• [Dataset entries]
========================================
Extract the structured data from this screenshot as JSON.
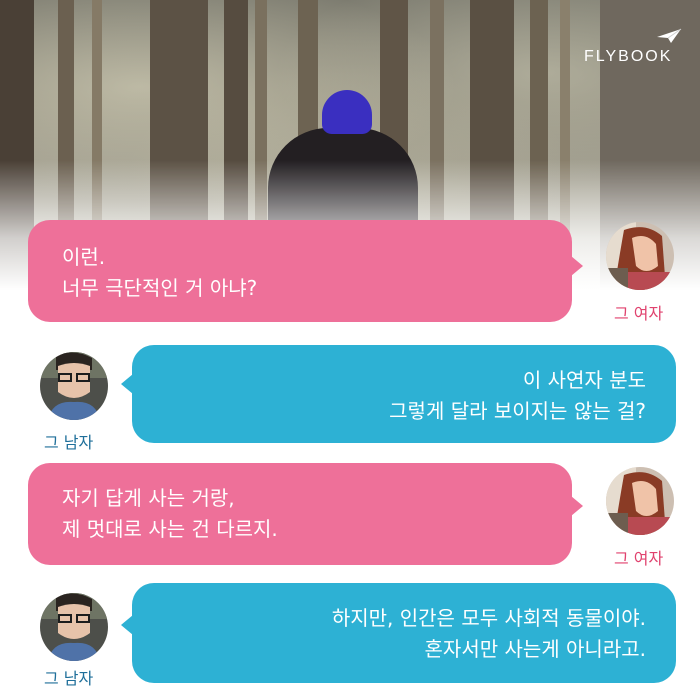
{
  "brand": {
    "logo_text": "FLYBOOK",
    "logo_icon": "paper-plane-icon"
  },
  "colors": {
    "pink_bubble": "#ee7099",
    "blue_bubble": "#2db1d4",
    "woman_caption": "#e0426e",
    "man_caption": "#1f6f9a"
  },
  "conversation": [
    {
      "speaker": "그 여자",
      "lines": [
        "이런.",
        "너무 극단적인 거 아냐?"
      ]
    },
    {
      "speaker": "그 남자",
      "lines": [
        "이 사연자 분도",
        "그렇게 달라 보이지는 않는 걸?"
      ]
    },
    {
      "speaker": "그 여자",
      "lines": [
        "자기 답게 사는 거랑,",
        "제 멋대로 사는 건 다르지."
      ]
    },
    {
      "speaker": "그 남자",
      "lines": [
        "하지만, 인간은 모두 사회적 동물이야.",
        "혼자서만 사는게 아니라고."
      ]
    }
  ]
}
========================================
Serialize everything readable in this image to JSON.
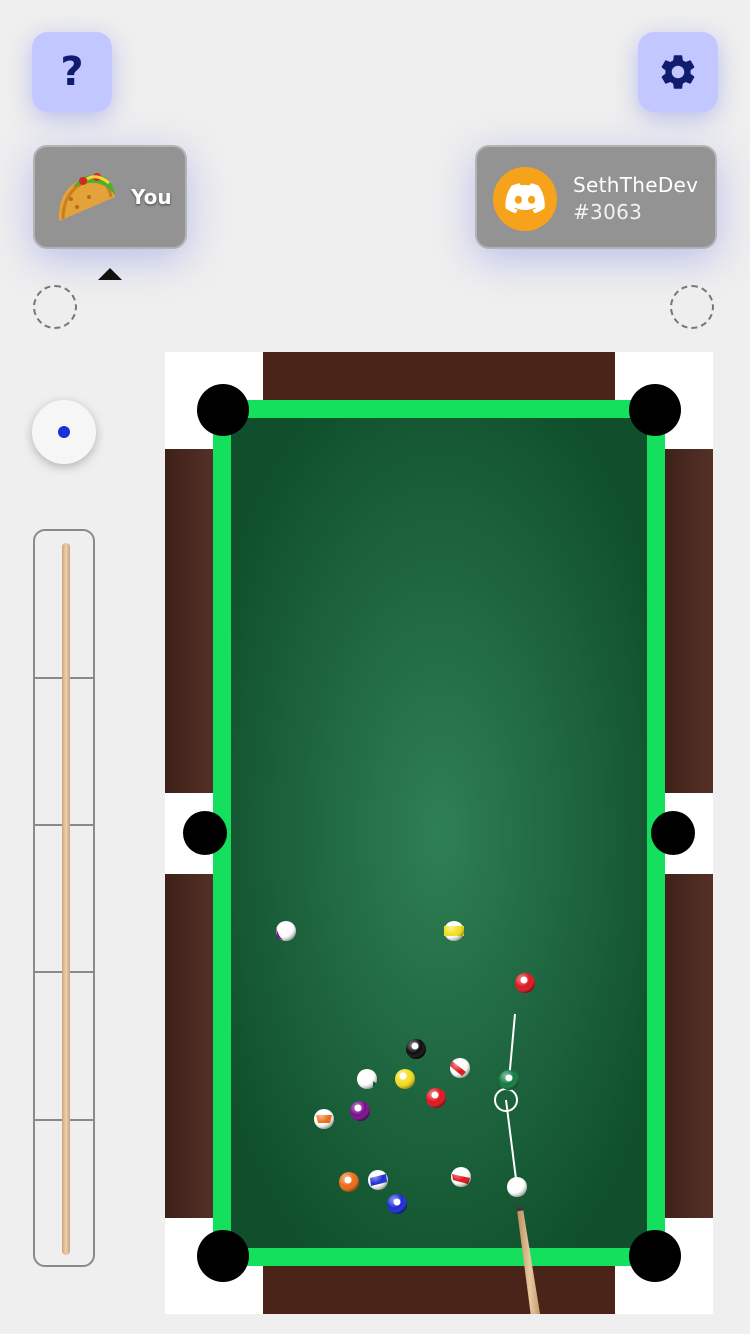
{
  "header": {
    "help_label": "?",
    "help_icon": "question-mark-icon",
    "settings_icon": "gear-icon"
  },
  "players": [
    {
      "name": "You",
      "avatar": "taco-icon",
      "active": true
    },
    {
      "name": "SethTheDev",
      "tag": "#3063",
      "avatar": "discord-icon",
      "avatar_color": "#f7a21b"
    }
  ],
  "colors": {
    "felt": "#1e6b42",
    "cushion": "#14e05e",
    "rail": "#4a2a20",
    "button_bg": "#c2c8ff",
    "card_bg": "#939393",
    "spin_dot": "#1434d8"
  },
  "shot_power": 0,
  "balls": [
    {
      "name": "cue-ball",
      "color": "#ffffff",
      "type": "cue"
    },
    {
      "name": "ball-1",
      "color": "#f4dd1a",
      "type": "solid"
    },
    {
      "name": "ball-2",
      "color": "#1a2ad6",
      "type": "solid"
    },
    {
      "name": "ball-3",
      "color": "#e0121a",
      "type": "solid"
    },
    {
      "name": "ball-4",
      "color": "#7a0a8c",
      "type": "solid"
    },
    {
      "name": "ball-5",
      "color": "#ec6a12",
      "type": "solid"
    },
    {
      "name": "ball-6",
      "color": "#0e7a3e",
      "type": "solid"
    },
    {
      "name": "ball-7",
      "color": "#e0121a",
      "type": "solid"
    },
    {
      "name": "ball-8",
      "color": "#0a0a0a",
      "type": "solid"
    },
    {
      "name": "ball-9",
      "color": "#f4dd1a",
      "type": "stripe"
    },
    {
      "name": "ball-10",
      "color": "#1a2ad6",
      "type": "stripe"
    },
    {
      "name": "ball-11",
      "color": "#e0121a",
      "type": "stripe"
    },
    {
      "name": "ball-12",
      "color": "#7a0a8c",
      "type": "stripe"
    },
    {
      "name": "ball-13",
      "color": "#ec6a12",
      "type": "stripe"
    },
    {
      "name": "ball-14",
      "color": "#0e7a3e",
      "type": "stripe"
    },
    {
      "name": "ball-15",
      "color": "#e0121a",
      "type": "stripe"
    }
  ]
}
========================================
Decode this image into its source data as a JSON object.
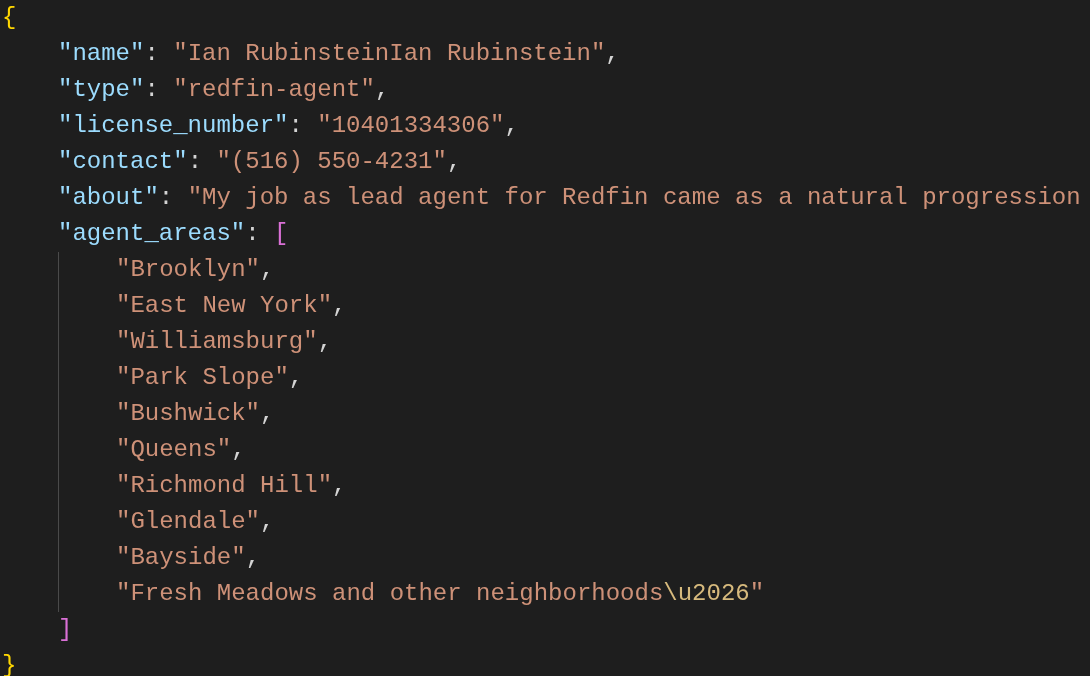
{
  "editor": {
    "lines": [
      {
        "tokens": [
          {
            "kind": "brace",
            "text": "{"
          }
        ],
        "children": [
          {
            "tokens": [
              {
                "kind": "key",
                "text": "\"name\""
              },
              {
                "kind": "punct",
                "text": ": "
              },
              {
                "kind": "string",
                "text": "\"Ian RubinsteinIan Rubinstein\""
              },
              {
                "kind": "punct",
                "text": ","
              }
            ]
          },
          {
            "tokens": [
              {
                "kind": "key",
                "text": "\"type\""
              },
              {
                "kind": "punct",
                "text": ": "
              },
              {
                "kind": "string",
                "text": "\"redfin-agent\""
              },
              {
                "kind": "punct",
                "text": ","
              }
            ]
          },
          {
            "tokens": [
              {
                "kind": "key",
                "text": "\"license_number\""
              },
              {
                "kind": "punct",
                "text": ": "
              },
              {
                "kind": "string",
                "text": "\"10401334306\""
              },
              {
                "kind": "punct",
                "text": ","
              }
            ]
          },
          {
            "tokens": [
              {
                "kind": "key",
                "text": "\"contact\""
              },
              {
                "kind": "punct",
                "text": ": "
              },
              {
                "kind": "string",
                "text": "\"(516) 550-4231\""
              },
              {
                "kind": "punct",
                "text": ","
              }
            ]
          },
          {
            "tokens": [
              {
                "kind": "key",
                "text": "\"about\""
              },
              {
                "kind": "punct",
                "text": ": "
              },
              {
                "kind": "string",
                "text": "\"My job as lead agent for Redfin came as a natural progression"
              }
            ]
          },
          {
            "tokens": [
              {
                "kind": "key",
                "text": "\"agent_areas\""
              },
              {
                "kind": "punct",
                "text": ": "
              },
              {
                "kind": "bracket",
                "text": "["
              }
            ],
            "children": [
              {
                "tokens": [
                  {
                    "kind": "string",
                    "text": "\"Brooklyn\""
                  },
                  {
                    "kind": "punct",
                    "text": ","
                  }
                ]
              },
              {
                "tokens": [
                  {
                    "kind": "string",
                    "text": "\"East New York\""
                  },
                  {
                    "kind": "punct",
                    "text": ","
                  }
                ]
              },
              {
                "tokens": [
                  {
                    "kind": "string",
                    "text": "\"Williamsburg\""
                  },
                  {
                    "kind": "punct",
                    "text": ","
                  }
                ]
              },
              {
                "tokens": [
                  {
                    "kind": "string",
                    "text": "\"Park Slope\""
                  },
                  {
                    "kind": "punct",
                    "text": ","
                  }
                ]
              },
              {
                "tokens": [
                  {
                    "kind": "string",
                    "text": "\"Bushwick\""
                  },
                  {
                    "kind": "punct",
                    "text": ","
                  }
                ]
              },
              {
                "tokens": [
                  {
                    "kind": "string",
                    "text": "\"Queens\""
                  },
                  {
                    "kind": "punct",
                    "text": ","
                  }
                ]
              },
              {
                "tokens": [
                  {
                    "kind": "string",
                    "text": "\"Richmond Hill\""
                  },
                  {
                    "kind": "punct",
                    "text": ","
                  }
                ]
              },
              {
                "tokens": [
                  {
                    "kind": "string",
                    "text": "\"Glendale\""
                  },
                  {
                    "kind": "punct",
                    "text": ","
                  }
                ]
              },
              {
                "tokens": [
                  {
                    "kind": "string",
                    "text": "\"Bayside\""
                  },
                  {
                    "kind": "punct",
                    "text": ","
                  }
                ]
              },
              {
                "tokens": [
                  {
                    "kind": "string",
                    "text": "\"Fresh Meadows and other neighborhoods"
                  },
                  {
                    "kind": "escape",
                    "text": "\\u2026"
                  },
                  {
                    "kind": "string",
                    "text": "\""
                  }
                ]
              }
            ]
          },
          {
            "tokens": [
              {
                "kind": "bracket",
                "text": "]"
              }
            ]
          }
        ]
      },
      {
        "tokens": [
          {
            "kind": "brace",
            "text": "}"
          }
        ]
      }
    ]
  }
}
========================================
• [Instruction] Scan the listing above for the word "icon" and show each line where it is found.

• [Exercise response]
    "logo_icon": "paper-plane-icon"
    "help_icon": "question-mark-icon",
    "settings_icon": "gear-icon"
      "avatar": "taco-icon",
      "avatar": "discord-icon",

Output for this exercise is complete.